### Task objective
Scan the lines and state how many carry "zamontowane". Leave out everything but the number.

### Record list
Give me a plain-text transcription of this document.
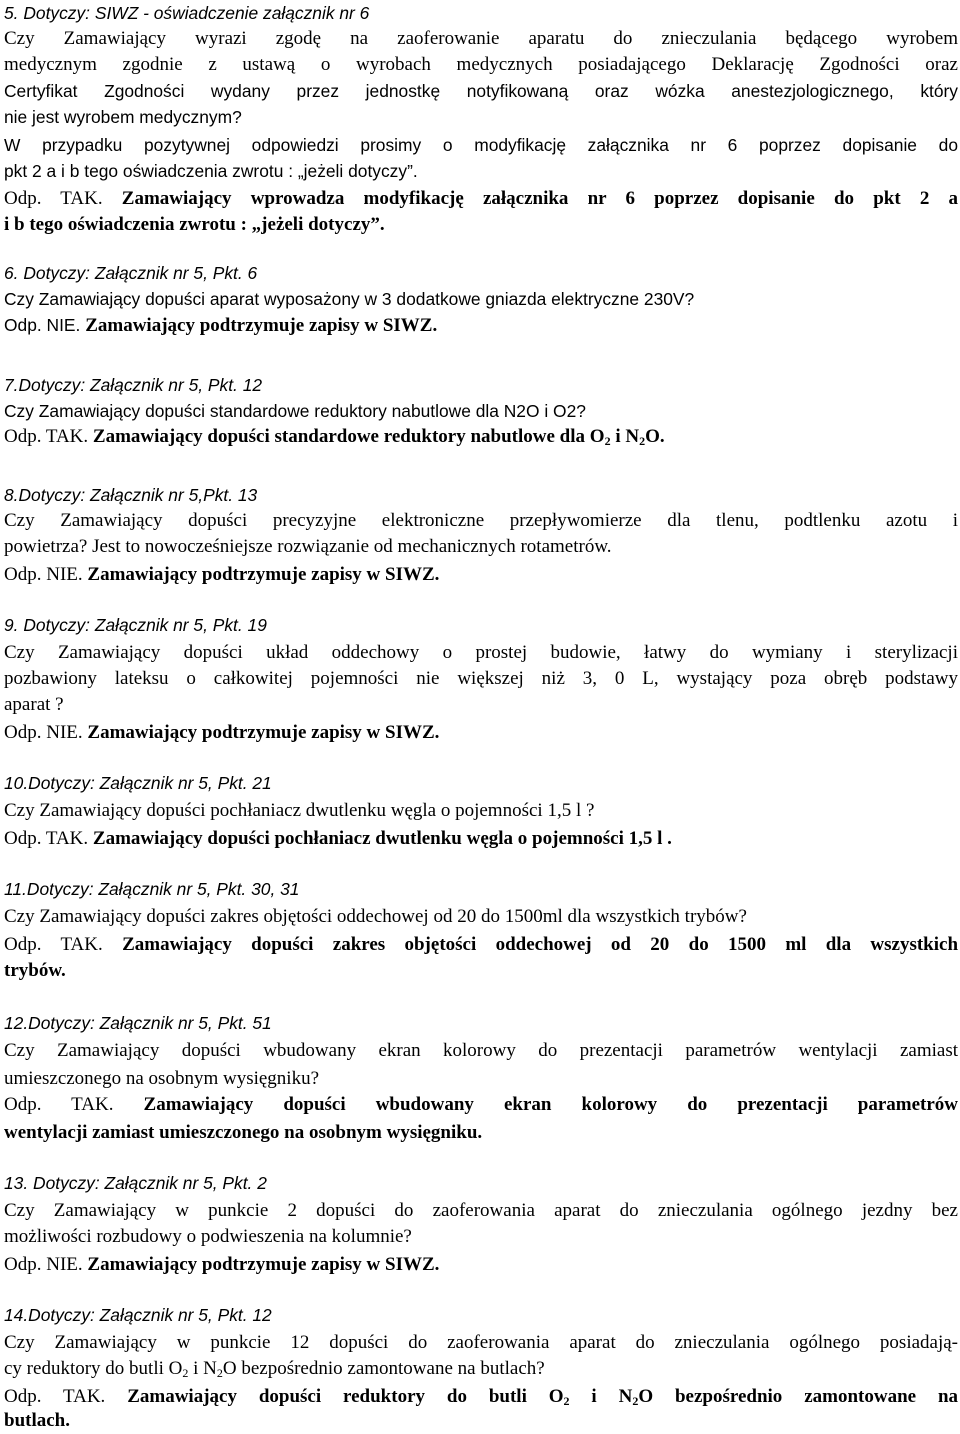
5. Dotyczy: SIWZ - oświadczenie załącznik nr 6
Czy Zamawiający wyrazi zgodę na zaoferowanie aparatu do znieczulania będącego wyrobem
medycznym zgodnie z ustawą o wyrobach medycznych posiadającego Deklarację Zgodności oraz
Certyfikat Zgodności wydany przez jednostkę notyfikowaną oraz wózka anestezjologicznego, który
nie jest wyrobem medycznym?
W przypadku pozytywnej odpowiedzi prosimy o modyfikację załącznika nr 6 poprzez dopisanie do
pkt 2 a i b tego oświadczenia zwrotu : „jeżeli dotyczy”.
Odp. TAK. Zamawiający wprowadza modyfikację załącznika nr 6 poprzez dopisanie do pkt 2 a
i b tego oświadczenia zwrotu : „jeżeli dotyczy”.
6. Dotyczy: Załącznik nr 5, Pkt. 6
Czy Zamawiający dopuści aparat wyposażony w 3 dodatkowe gniazda elektryczne 230V?
Odp. NIE. Zamawiający podtrzymuje zapisy w SIWZ.
7.Dotyczy: Załącznik nr 5, Pkt. 12
Czy Zamawiający dopuści standardowe reduktory nabutlowe dla N2O i O2?
Odp. TAK. Zamawiający dopuści standardowe reduktory nabutlowe dla $O_2$ i $N_2O$.
8.Dotyczy: Załącznik nr 5,Pkt. 13
Czy Zamawiający dopuści precyzyjne elektroniczne przepływomierze dla tlenu, podtlenku azotu i
powietrza? Jest to nowocześniejsze rozwiązanie od mechanicznych rotametrów.
Odp. NIE. Zamawiający podtrzymuje zapisy w SIWZ.
9. Dotyczy: Załącznik nr 5, Pkt. 19
Czy Zamawiający dopuści układ oddechowy o prostej budowie, łatwy do wymiany i sterylizacji
pozbawiony lateksu o całkowitej pojemności nie większej niż 3, 0 L, wystający poza obręb podstawy
aparat ?
Odp. NIE. Zamawiający podtrzymuje zapisy w SIWZ.
10.Dotyczy: Załącznik nr 5, Pkt. 21
Czy Zamawiający dopuści pochłaniacz dwutlenku węgla o pojemności 1,5 l ?
Odp. TAK. Zamawiający dopuści pochłaniacz dwutlenku węgla o pojemności 1,5 l .
11.Dotyczy: Załącznik nr 5, Pkt. 30, 31
Czy Zamawiający dopuści zakres objętości oddechowej od 20 do 1500ml dla wszystkich trybów?
Odp. TAK. Zamawiający dopuści zakres objętości oddechowej od 20 do 1500 ml dla wszystkich
trybów.
12.Dotyczy: Załącznik nr 5, Pkt. 51
Czy Zamawiający dopuści wbudowany ekran kolorowy do prezentacji parametrów wentylacji zamiast
umieszczonego na osobnym wysięgniku?
Odp. TAK. Zamawiający dopuści wbudowany ekran kolorowy do prezentacji parametrów
wentylacji zamiast umieszczonego na osobnym wysięgniku.
13. Dotyczy: Załącznik nr 5, Pkt. 2
Czy Zamawiający w punkcie 2 dopuści do zaoferowania aparat do znieczulania ogólnego jezdny bez
możliwości rozbudowy o podwieszenia na kolumnie?
Odp. NIE. Zamawiający podtrzymuje zapisy w SIWZ.
14.Dotyczy: Załącznik nr 5, Pkt. 12
Czy Zamawiający w punkcie 12 dopuści do zaoferowania aparat do znieczulania ogólnego posiadają-
cy reduktory do butli $O_2$ i $N_2O$ bezpośrednio zamontowane na butlach?
Odp. TAK. Zamawiający dopuści reduktory do butli $O_2$ i $N_2O$ bezpośrednio zamontowane na
butlach.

### Answer below
2